Exercise inputs →
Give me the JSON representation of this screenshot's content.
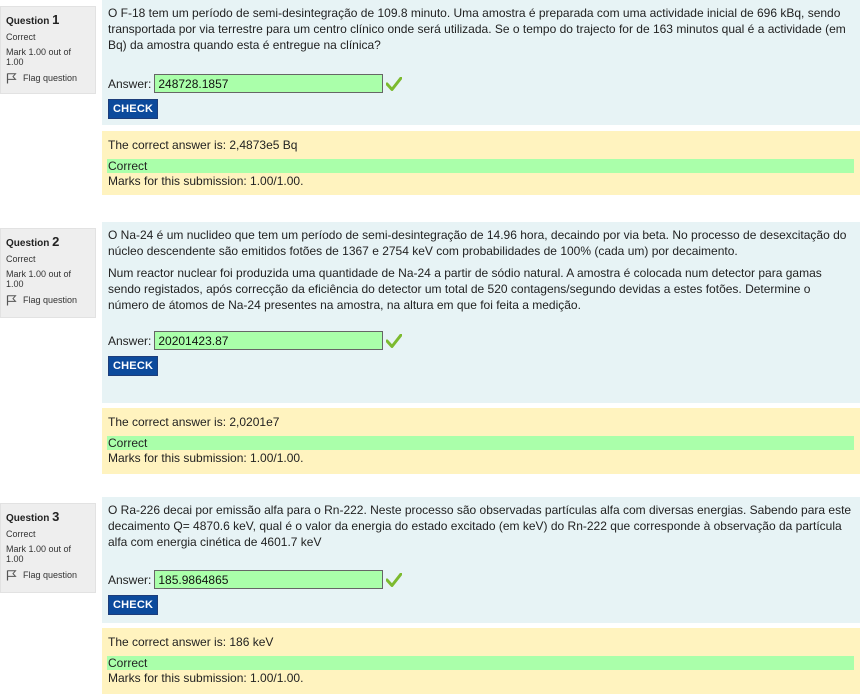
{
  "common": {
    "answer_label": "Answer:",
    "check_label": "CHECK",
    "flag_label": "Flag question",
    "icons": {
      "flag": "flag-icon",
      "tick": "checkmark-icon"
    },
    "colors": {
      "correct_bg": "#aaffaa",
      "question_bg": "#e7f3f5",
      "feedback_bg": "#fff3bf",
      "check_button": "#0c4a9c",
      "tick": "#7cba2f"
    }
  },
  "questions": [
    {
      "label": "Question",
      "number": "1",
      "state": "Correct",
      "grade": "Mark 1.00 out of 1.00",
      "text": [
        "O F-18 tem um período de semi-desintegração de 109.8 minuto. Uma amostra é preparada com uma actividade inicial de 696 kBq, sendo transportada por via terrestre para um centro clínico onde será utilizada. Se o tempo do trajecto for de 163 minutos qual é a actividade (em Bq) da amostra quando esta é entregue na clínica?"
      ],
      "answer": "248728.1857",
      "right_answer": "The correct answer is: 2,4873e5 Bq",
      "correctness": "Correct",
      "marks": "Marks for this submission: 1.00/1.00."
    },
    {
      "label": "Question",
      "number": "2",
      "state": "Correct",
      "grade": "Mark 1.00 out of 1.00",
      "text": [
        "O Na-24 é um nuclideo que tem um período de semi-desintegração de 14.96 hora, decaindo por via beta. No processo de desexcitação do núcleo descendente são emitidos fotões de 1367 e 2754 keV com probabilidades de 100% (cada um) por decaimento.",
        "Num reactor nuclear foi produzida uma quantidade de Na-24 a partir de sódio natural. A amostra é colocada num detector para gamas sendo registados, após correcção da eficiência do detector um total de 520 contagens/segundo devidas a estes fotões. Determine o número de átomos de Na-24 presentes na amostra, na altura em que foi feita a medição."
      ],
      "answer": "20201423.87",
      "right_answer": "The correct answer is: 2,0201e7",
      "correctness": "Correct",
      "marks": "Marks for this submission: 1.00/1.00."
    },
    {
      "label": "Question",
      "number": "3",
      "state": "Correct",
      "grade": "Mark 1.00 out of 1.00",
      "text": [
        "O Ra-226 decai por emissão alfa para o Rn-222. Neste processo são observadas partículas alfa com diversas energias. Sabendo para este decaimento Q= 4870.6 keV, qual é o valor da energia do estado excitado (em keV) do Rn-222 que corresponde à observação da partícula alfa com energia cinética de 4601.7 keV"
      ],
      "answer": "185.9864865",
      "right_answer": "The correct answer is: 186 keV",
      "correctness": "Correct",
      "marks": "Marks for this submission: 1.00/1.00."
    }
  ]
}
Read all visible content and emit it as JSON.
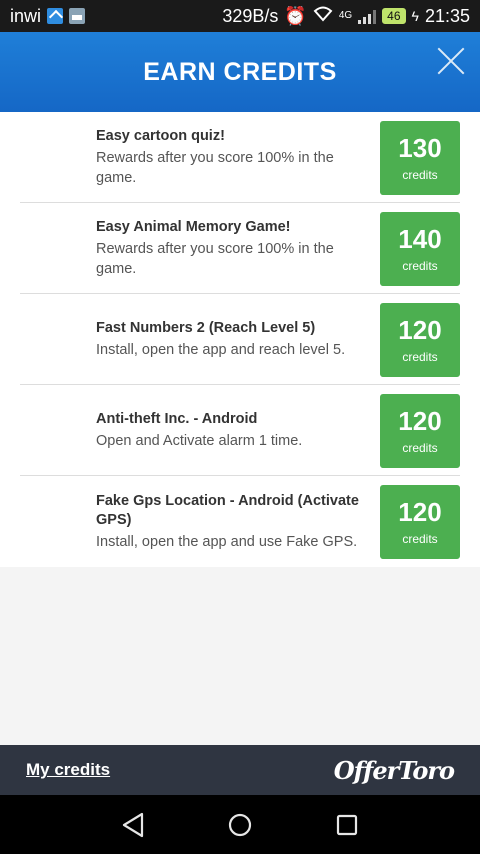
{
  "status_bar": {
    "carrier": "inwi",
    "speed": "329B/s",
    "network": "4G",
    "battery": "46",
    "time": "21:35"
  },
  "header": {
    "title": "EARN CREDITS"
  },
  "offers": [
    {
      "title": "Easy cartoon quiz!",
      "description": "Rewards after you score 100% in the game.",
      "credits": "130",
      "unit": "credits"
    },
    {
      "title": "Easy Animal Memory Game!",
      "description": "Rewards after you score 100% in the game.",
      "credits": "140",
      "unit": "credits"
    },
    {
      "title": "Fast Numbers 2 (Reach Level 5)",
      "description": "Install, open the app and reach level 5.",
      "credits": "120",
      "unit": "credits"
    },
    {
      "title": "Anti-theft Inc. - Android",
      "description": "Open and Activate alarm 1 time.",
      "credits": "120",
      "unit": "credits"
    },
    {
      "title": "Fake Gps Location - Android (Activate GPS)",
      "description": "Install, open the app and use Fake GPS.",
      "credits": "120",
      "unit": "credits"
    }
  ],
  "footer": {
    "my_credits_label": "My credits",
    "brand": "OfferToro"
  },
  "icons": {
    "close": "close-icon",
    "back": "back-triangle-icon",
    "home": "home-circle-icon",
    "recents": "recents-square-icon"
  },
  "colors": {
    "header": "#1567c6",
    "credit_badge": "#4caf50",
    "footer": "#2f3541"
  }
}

What you will do →
Scan the material for lines with the word "período", and copy each line you find.

Result of the task →
        "O F-18 tem um período de semi-desintegração de 109.8 minuto. Uma amostra é preparada com uma actividade inicial de 696 kBq, sendo transportada por via terrestre para um centro clínico onde será utilizada. Se o tempo do trajecto for de 163 minutos qual é a actividade (em Bq) da amostra quando esta é entregue na clínica?"
        "O Na-24 é um nuclideo que tem um período de semi-desintegração de 14.96 hora, decaindo por via beta. No processo de desexcitação do núcleo descendente são emitidos fotões de 1367 e 2754 keV com probabilidades de 100% (cada um) por decaimento.",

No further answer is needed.